*GIVEN PROBLEM*: Swap every "row-checkbox" in the entries below for "row-select-box" and give all the lines back otherwise unchanged, leaving out the pictures.

*DATA FOR THIS EXERCISE*:
>> begin
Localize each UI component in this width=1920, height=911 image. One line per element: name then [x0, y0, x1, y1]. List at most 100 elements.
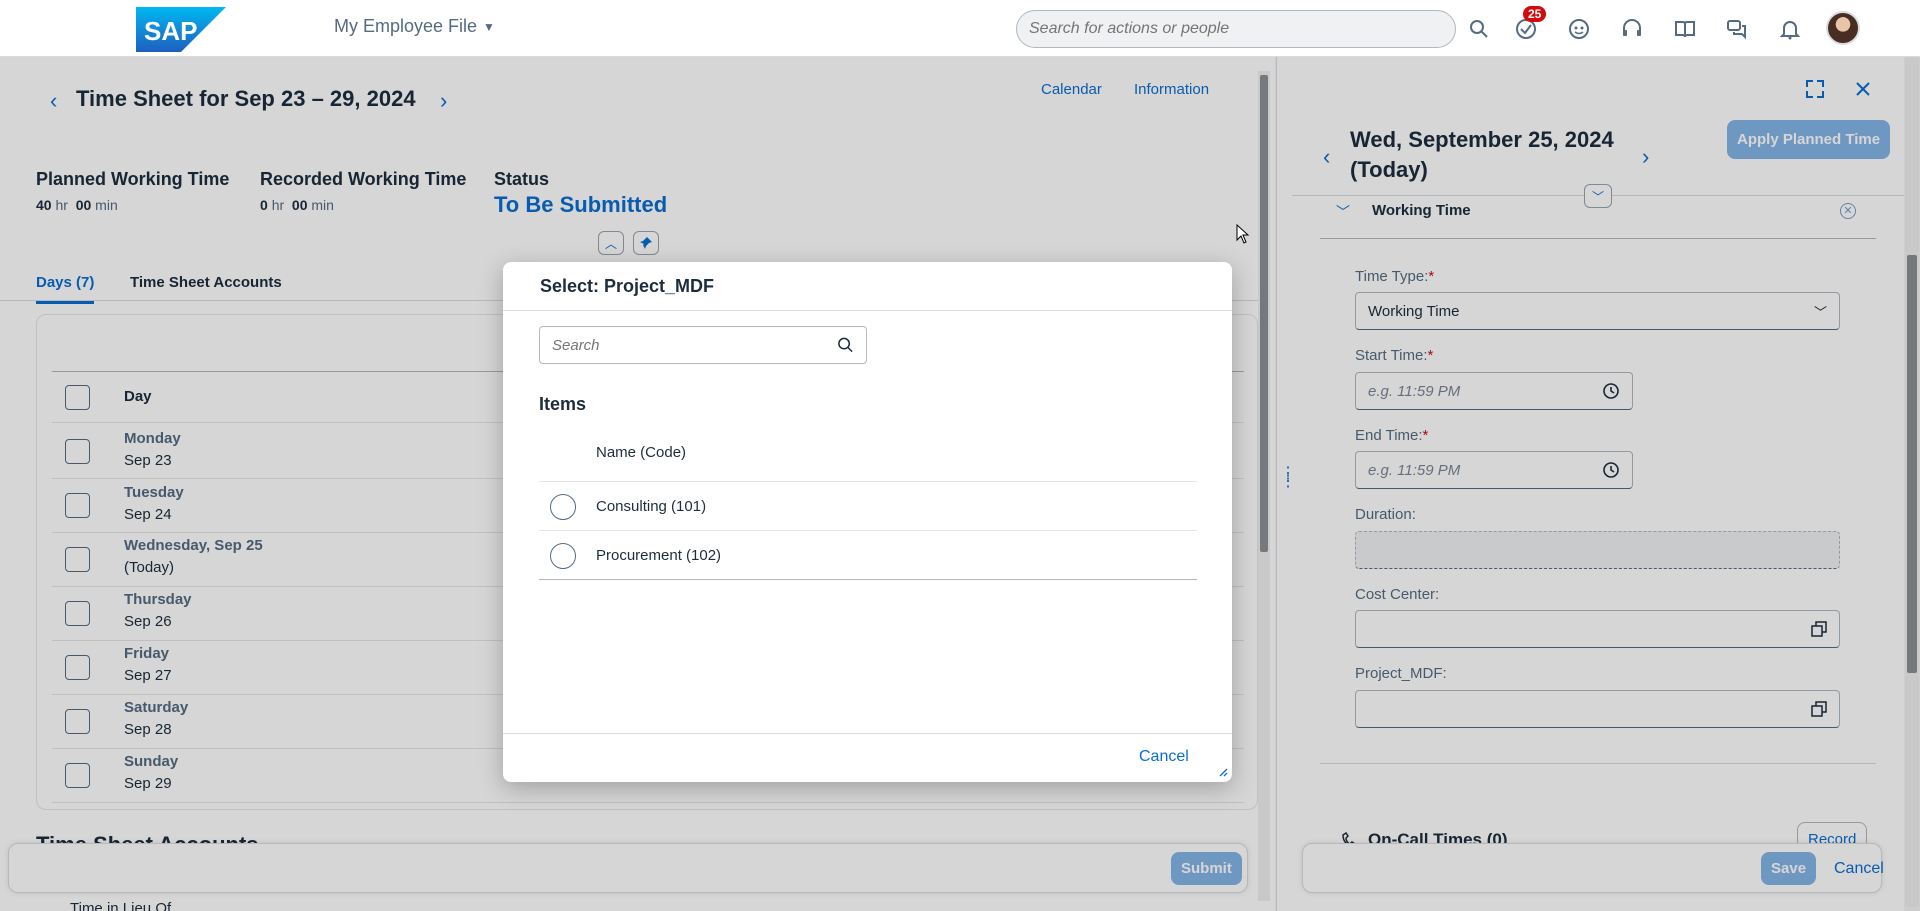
day-date: Sep 28 [124, 721, 172, 738]
section-collapse-chevron-icon[interactable]: ﹀ [1336, 202, 1350, 222]
next-day-arrow-icon[interactable]: › [1642, 144, 1649, 170]
item-radio-button[interactable] [550, 494, 576, 520]
end-time-placeholder: e.g. 11:59 PM [1368, 461, 1461, 479]
panel-cancel-button[interactable]: Cancel [1834, 860, 1884, 878]
table-row-divider [539, 530, 1197, 531]
day-date: Sep 29 [124, 775, 172, 792]
discussion-icon[interactable] [1722, 14, 1752, 44]
recorded-working-time-label: Recorded Working Time [260, 169, 467, 189]
user-avatar[interactable] [1826, 11, 1860, 45]
main-footer-toolbar [8, 843, 1248, 893]
duration-field [1355, 531, 1840, 569]
day-date: Sep 23 [124, 452, 172, 469]
start-time-input[interactable]: e.g. 11:59 PM [1355, 372, 1633, 410]
row-checkbox[interactable] [65, 601, 90, 626]
shell-search-input[interactable] [1029, 20, 1443, 38]
row-checkbox[interactable] [65, 655, 90, 680]
section-divider [1320, 763, 1876, 764]
shell-search-field[interactable] [1016, 10, 1456, 48]
dropdown-arrow-icon: ﹀ [1813, 304, 1827, 320]
headset-icon[interactable] [1617, 14, 1647, 44]
day-name: Sunday [124, 753, 179, 770]
main-scrollbar-thumb[interactable] [1260, 75, 1268, 552]
search-icon[interactable] [837, 336, 854, 354]
book-icon[interactable] [1670, 14, 1700, 44]
end-time-input[interactable]: e.g. 11:59 PM [1355, 451, 1633, 489]
dialog-title: Select: Project_MDF [540, 276, 715, 296]
day-name: Tuesday [124, 484, 184, 501]
calendar-link[interactable]: Calendar [1041, 81, 1102, 98]
start-time-placeholder: e.g. 11:59 PM [1368, 382, 1461, 400]
pin-icon [640, 237, 652, 249]
partial-row-label: Time in Lieu Of [70, 900, 172, 911]
app-title-menu[interactable]: My Employee File ▼ [334, 16, 495, 37]
cost-center-label: Cost Center: [1355, 586, 1440, 603]
svg-text:SAP: SAP [144, 16, 197, 46]
item-label[interactable]: Consulting (101) [596, 498, 706, 515]
row-checkbox[interactable] [65, 763, 90, 788]
panel-scrollbar-thumb[interactable] [1907, 255, 1917, 673]
status-label: Status [494, 169, 550, 189]
time-picker-icon[interactable] [1602, 382, 1620, 400]
value-help-icon[interactable] [1811, 701, 1827, 717]
time-type-select[interactable]: Working Time ﹀ [1355, 292, 1840, 330]
row-checkbox[interactable] [65, 493, 90, 518]
previous-day-arrow-icon[interactable]: ‹ [1323, 144, 1330, 170]
caret-down-icon: ▼ [483, 19, 495, 34]
sap-logo[interactable]: SAP [136, 7, 226, 52]
bell-icon[interactable] [1775, 14, 1805, 44]
time-picker-icon[interactable] [1602, 461, 1620, 479]
cost-center-input[interactable] [1355, 610, 1840, 648]
row-checkbox[interactable] [65, 439, 90, 464]
table-row-divider [539, 579, 1197, 580]
chat-bot-icon[interactable] [1564, 14, 1594, 44]
panel-date-title-line1: Wed, September 25, 2024 [1350, 127, 1614, 152]
time-type-label: Time Type:* [1355, 268, 1435, 285]
select-all-checkbox[interactable] [65, 385, 90, 410]
dialog-search-input[interactable] [552, 336, 838, 354]
duration-label: Duration: [1355, 506, 1416, 523]
app-title: My Employee File [334, 16, 478, 36]
panel-date-title-line2: (Today) [1350, 157, 1428, 182]
chevron-up-icon: ︿ [604, 236, 617, 251]
day-name: Monday [124, 430, 181, 447]
tab-time-sheet-accounts[interactable]: Time Sheet Accounts [130, 274, 282, 291]
page-title: Time Sheet for Sep 23 – 29, 2024 [76, 86, 416, 111]
expand-panel-header-button[interactable]: ﹀ [1584, 184, 1612, 208]
dialog-footer-divider [503, 733, 1232, 734]
row-checkbox[interactable] [65, 709, 90, 734]
day-date: Sep 27 [124, 667, 172, 684]
day-date: Sep 24 [124, 506, 172, 523]
dialog-cancel-button[interactable]: Cancel [1139, 748, 1189, 766]
search-icon[interactable] [1464, 14, 1494, 44]
end-time-label: End Time:* [1355, 427, 1429, 444]
information-link[interactable]: Information [1134, 81, 1209, 98]
item-radio-button[interactable] [550, 543, 576, 569]
day-date: (Today) [124, 559, 175, 576]
item-label[interactable]: Procurement (102) [596, 547, 721, 564]
remove-entry-icon[interactable]: ✕ [1840, 203, 1856, 219]
close-panel-icon[interactable] [1854, 80, 1872, 98]
column-header-day: Day [124, 388, 152, 405]
project-mdf-label: Project_MDF: [1355, 665, 1447, 682]
day-name: Wednesday, Sep 25 [124, 537, 263, 554]
enter-full-screen-icon[interactable] [1804, 78, 1826, 100]
resize-handle-icon[interactable] [1218, 767, 1228, 777]
next-week-arrow-icon[interactable]: › [440, 88, 447, 114]
apply-planned-time-button[interactable]: Apply Planned Time [1727, 120, 1891, 159]
collapse-header-button[interactable]: ︿ [598, 231, 624, 255]
pin-header-button[interactable] [633, 231, 659, 255]
day-name: Saturday [124, 699, 189, 716]
planned-working-time-value: 40 hr 00 min [36, 197, 118, 213]
submit-button[interactable]: Submit [1171, 852, 1242, 885]
project-mdf-input[interactable] [1355, 690, 1840, 728]
notification-badge: 25 [1523, 6, 1547, 22]
dialog-search-field[interactable] [539, 326, 867, 364]
time-type-value: Working Time [1368, 302, 1460, 320]
value-help-icon[interactable] [1811, 621, 1827, 637]
table-row-divider [52, 802, 1244, 803]
previous-week-arrow-icon[interactable]: ‹ [50, 88, 57, 114]
save-button[interactable]: Save [1761, 852, 1817, 885]
row-checkbox[interactable] [65, 547, 90, 572]
table-header-divider [539, 481, 1197, 482]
>> end
*OUTPUT*:
Localize each UI component in this width=1920, height=911 image. One line per element: name then [x0, y0, x1, y1]. List at most 100 elements.
day-date: Sep 28 [124, 721, 172, 738]
section-collapse-chevron-icon[interactable]: ﹀ [1336, 202, 1350, 222]
next-day-arrow-icon[interactable]: › [1642, 144, 1649, 170]
item-radio-button[interactable] [550, 494, 576, 520]
end-time-placeholder: e.g. 11:59 PM [1368, 461, 1461, 479]
panel-cancel-button[interactable]: Cancel [1834, 860, 1884, 878]
table-row-divider [539, 530, 1197, 531]
day-date: Sep 29 [124, 775, 172, 792]
discussion-icon[interactable] [1722, 14, 1752, 44]
recorded-working-time-label: Recorded Working Time [260, 169, 467, 189]
user-avatar[interactable] [1826, 11, 1860, 45]
main-footer-toolbar [8, 843, 1248, 893]
duration-field [1355, 531, 1840, 569]
day-date: Sep 23 [124, 452, 172, 469]
start-time-input[interactable]: e.g. 11:59 PM [1355, 372, 1633, 410]
row-select-box[interactable] [65, 601, 90, 626]
shell-search-input[interactable] [1029, 20, 1443, 38]
row-select-box[interactable] [65, 655, 90, 680]
section-divider [1320, 763, 1876, 764]
shell-search-field[interactable] [1016, 10, 1456, 48]
dropdown-arrow-icon: ﹀ [1813, 304, 1827, 320]
headset-icon[interactable] [1617, 14, 1647, 44]
day-name: Sunday [124, 753, 179, 770]
main-scrollbar-thumb[interactable] [1260, 75, 1268, 552]
search-icon[interactable] [837, 336, 854, 354]
book-icon[interactable] [1670, 14, 1700, 44]
end-time-input[interactable]: e.g. 11:59 PM [1355, 451, 1633, 489]
dialog-title: Select: Project_MDF [540, 276, 715, 296]
day-name: Tuesday [124, 484, 184, 501]
calendar-link[interactable]: Calendar [1041, 81, 1102, 98]
start-time-placeholder: e.g. 11:59 PM [1368, 382, 1461, 400]
pin-icon [640, 237, 652, 249]
partial-row-label: Time in Lieu Of [70, 900, 172, 911]
app-title-menu[interactable]: My Employee File ▼ [334, 16, 495, 37]
cost-center-label: Cost Center: [1355, 586, 1440, 603]
svg-text:SAP: SAP [144, 16, 197, 46]
item-label[interactable]: Consulting (101) [596, 498, 706, 515]
row-select-box[interactable] [65, 763, 90, 788]
panel-scrollbar-thumb[interactable] [1907, 255, 1917, 673]
status-label: Status [494, 169, 550, 189]
time-picker-icon[interactable] [1602, 382, 1620, 400]
value-help-icon[interactable] [1811, 701, 1827, 717]
time-type-select[interactable]: Working Time ﹀ [1355, 292, 1840, 330]
row-select-box[interactable] [65, 493, 90, 518]
previous-day-arrow-icon[interactable]: ‹ [1323, 144, 1330, 170]
caret-down-icon: ▼ [483, 19, 495, 34]
sap-logo[interactable]: SAP [136, 7, 226, 52]
bell-icon[interactable] [1775, 14, 1805, 44]
time-picker-icon[interactable] [1602, 461, 1620, 479]
cost-center-input[interactable] [1355, 610, 1840, 648]
row-select-box[interactable] [65, 439, 90, 464]
table-row-divider [539, 579, 1197, 580]
chat-bot-icon[interactable] [1564, 14, 1594, 44]
panel-date-title-line1: Wed, September 25, 2024 [1350, 127, 1614, 152]
time-type-label: Time Type:* [1355, 268, 1435, 285]
select-all-checkbox[interactable] [65, 385, 90, 410]
dialog-search-input[interactable] [552, 336, 838, 354]
duration-label: Duration: [1355, 506, 1416, 523]
app-title: My Employee File [334, 16, 478, 36]
panel-date-title-line2: (Today) [1350, 157, 1428, 182]
chevron-up-icon: ︿ [604, 236, 617, 251]
day-name: Monday [124, 430, 181, 447]
tab-time-sheet-accounts[interactable]: Time Sheet Accounts [130, 274, 282, 291]
page-title: Time Sheet for Sep 23 – 29, 2024 [76, 86, 416, 111]
expand-panel-header-button[interactable]: ﹀ [1584, 184, 1612, 208]
dialog-footer-divider [503, 733, 1232, 734]
row-select-box[interactable] [65, 709, 90, 734]
day-date: Sep 27 [124, 667, 172, 684]
day-date: Sep 24 [124, 506, 172, 523]
dialog-cancel-button[interactable]: Cancel [1139, 748, 1189, 766]
search-icon[interactable] [1464, 14, 1494, 44]
end-time-label: End Time:* [1355, 427, 1429, 444]
information-link[interactable]: Information [1134, 81, 1209, 98]
item-radio-button[interactable] [550, 543, 576, 569]
day-date: (Today) [124, 559, 175, 576]
item-label[interactable]: Procurement (102) [596, 547, 721, 564]
remove-entry-icon[interactable]: ✕ [1840, 203, 1856, 219]
close-panel-icon[interactable] [1854, 80, 1872, 98]
column-header-day: Day [124, 388, 152, 405]
project-mdf-label: Project_MDF: [1355, 665, 1447, 682]
day-name: Wednesday, Sep 25 [124, 537, 263, 554]
enter-full-screen-icon[interactable] [1804, 78, 1826, 100]
resize-handle-icon[interactable] [1218, 767, 1228, 777]
next-week-arrow-icon[interactable]: › [440, 88, 447, 114]
apply-planned-time-button[interactable]: Apply Planned Time [1727, 120, 1891, 159]
collapse-header-button[interactable]: ︿ [598, 231, 624, 255]
pin-header-button[interactable] [633, 231, 659, 255]
day-name: Saturday [124, 699, 189, 716]
planned-working-time-value: 40 hr 00 min [36, 197, 118, 213]
submit-button[interactable]: Submit [1171, 852, 1242, 885]
project-mdf-input[interactable] [1355, 690, 1840, 728]
notification-badge: 25 [1523, 6, 1547, 22]
dialog-search-field[interactable] [539, 326, 867, 364]
time-type-value: Working Time [1368, 302, 1460, 320]
value-help-icon[interactable] [1811, 621, 1827, 637]
table-row-divider [52, 802, 1244, 803]
previous-week-arrow-icon[interactable]: ‹ [50, 88, 57, 114]
save-button[interactable]: Save [1761, 852, 1817, 885]
row-select-box[interactable] [65, 547, 90, 572]
table-header-divider [539, 481, 1197, 482]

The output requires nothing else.